WRITTEN INSTRUCTION
Exactly reproduce all the records, keeping pictures out of the copy.

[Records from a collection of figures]
┌──

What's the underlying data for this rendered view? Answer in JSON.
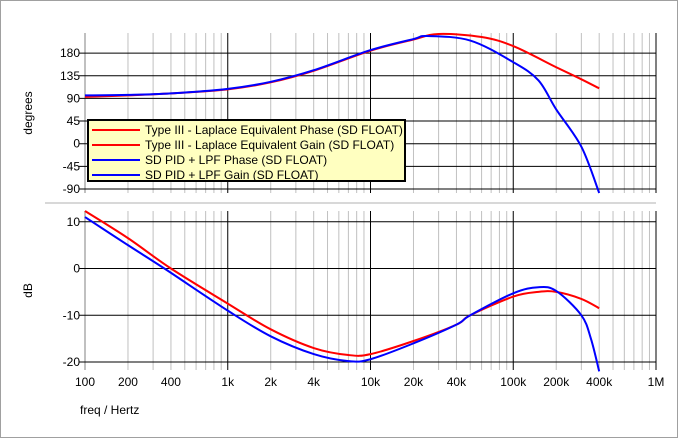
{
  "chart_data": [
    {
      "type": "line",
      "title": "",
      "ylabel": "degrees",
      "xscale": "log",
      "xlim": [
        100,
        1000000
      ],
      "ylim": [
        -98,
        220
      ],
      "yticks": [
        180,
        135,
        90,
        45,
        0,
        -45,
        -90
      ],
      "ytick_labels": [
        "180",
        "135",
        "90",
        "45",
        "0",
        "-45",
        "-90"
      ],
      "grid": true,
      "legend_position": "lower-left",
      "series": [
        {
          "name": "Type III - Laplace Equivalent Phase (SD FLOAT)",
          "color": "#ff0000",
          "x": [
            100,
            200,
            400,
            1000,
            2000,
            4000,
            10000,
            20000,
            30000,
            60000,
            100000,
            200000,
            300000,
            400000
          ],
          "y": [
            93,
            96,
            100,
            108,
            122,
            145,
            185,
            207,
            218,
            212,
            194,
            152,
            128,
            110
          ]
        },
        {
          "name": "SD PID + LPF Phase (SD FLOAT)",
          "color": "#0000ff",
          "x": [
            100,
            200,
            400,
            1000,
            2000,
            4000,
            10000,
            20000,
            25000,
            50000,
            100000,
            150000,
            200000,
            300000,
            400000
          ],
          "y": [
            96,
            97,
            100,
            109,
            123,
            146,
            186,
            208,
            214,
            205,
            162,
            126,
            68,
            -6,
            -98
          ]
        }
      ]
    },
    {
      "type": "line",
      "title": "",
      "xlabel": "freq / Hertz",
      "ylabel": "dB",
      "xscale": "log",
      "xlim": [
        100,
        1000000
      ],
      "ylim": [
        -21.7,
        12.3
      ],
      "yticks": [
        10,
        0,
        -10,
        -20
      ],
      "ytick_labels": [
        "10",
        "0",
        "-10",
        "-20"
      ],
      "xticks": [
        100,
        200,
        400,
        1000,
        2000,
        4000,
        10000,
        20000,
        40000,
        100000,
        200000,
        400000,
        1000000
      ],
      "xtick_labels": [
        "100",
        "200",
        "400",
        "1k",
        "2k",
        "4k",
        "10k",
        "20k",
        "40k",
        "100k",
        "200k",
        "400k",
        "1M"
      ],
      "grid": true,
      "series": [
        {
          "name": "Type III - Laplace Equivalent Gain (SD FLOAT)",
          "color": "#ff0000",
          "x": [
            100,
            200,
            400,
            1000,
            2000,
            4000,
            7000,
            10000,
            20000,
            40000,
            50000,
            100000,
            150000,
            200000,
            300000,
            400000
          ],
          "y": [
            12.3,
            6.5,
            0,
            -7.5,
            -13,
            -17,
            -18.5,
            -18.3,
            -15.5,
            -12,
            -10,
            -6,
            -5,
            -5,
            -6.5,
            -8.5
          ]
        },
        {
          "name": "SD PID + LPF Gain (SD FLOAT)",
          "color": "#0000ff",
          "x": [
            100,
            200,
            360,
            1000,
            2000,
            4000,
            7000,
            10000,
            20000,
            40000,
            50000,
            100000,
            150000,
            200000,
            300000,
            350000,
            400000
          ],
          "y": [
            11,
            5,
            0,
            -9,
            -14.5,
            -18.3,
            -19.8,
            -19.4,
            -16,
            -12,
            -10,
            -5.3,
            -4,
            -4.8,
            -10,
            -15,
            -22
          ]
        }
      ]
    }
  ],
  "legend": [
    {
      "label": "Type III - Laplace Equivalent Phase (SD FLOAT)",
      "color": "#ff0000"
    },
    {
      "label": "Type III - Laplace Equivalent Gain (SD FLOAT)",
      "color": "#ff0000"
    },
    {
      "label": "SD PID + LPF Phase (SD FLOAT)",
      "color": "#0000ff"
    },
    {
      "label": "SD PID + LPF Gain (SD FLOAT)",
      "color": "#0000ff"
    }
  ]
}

└──

RESPONSE BELOW
What's the underlying data for this rendered view? Answer in JSON.
{
  "chart_data": [
    {
      "type": "line",
      "title": "",
      "ylabel": "degrees",
      "xscale": "log",
      "xlim": [
        100,
        1000000
      ],
      "ylim": [
        -98,
        220
      ],
      "yticks": [
        180,
        135,
        90,
        45,
        0,
        -45,
        -90
      ],
      "ytick_labels": [
        "180",
        "135",
        "90",
        "45",
        "0",
        "-45",
        "-90"
      ],
      "grid": true,
      "legend_position": "lower-left",
      "series": [
        {
          "name": "Type III - Laplace Equivalent Phase (SD FLOAT)",
          "color": "#ff0000",
          "x": [
            100,
            200,
            400,
            1000,
            2000,
            4000,
            10000,
            20000,
            30000,
            60000,
            100000,
            200000,
            300000,
            400000
          ],
          "y": [
            93,
            96,
            100,
            108,
            122,
            145,
            185,
            207,
            218,
            212,
            194,
            152,
            128,
            110
          ]
        },
        {
          "name": "SD PID + LPF Phase (SD FLOAT)",
          "color": "#0000ff",
          "x": [
            100,
            200,
            400,
            1000,
            2000,
            4000,
            10000,
            20000,
            25000,
            50000,
            100000,
            150000,
            200000,
            300000,
            400000
          ],
          "y": [
            96,
            97,
            100,
            109,
            123,
            146,
            186,
            208,
            214,
            205,
            162,
            126,
            68,
            -6,
            -98
          ]
        }
      ]
    },
    {
      "type": "line",
      "title": "",
      "xlabel": "freq / Hertz",
      "ylabel": "dB",
      "xscale": "log",
      "xlim": [
        100,
        1000000
      ],
      "ylim": [
        -21.7,
        12.3
      ],
      "yticks": [
        10,
        0,
        -10,
        -20
      ],
      "ytick_labels": [
        "10",
        "0",
        "-10",
        "-20"
      ],
      "xticks": [
        100,
        200,
        400,
        1000,
        2000,
        4000,
        10000,
        20000,
        40000,
        100000,
        200000,
        400000,
        1000000
      ],
      "xtick_labels": [
        "100",
        "200",
        "400",
        "1k",
        "2k",
        "4k",
        "10k",
        "20k",
        "40k",
        "100k",
        "200k",
        "400k",
        "1M"
      ],
      "grid": true,
      "series": [
        {
          "name": "Type III - Laplace Equivalent Gain (SD FLOAT)",
          "color": "#ff0000",
          "x": [
            100,
            200,
            400,
            1000,
            2000,
            4000,
            7000,
            10000,
            20000,
            40000,
            50000,
            100000,
            150000,
            200000,
            300000,
            400000
          ],
          "y": [
            12.3,
            6.5,
            0,
            -7.5,
            -13,
            -17,
            -18.5,
            -18.3,
            -15.5,
            -12,
            -10,
            -6,
            -5,
            -5,
            -6.5,
            -8.5
          ]
        },
        {
          "name": "SD PID + LPF Gain (SD FLOAT)",
          "color": "#0000ff",
          "x": [
            100,
            200,
            360,
            1000,
            2000,
            4000,
            7000,
            10000,
            20000,
            40000,
            50000,
            100000,
            150000,
            200000,
            300000,
            350000,
            400000
          ],
          "y": [
            11,
            5,
            0,
            -9,
            -14.5,
            -18.3,
            -19.8,
            -19.4,
            -16,
            -12,
            -10,
            -5.3,
            -4,
            -4.8,
            -10,
            -15,
            -22
          ]
        }
      ]
    }
  ],
  "legend": [
    {
      "label": "Type III - Laplace Equivalent Phase (SD FLOAT)",
      "color": "#ff0000"
    },
    {
      "label": "Type III - Laplace Equivalent Gain (SD FLOAT)",
      "color": "#ff0000"
    },
    {
      "label": "SD PID + LPF Phase (SD FLOAT)",
      "color": "#0000ff"
    },
    {
      "label": "SD PID + LPF Gain (SD FLOAT)",
      "color": "#0000ff"
    }
  ]
}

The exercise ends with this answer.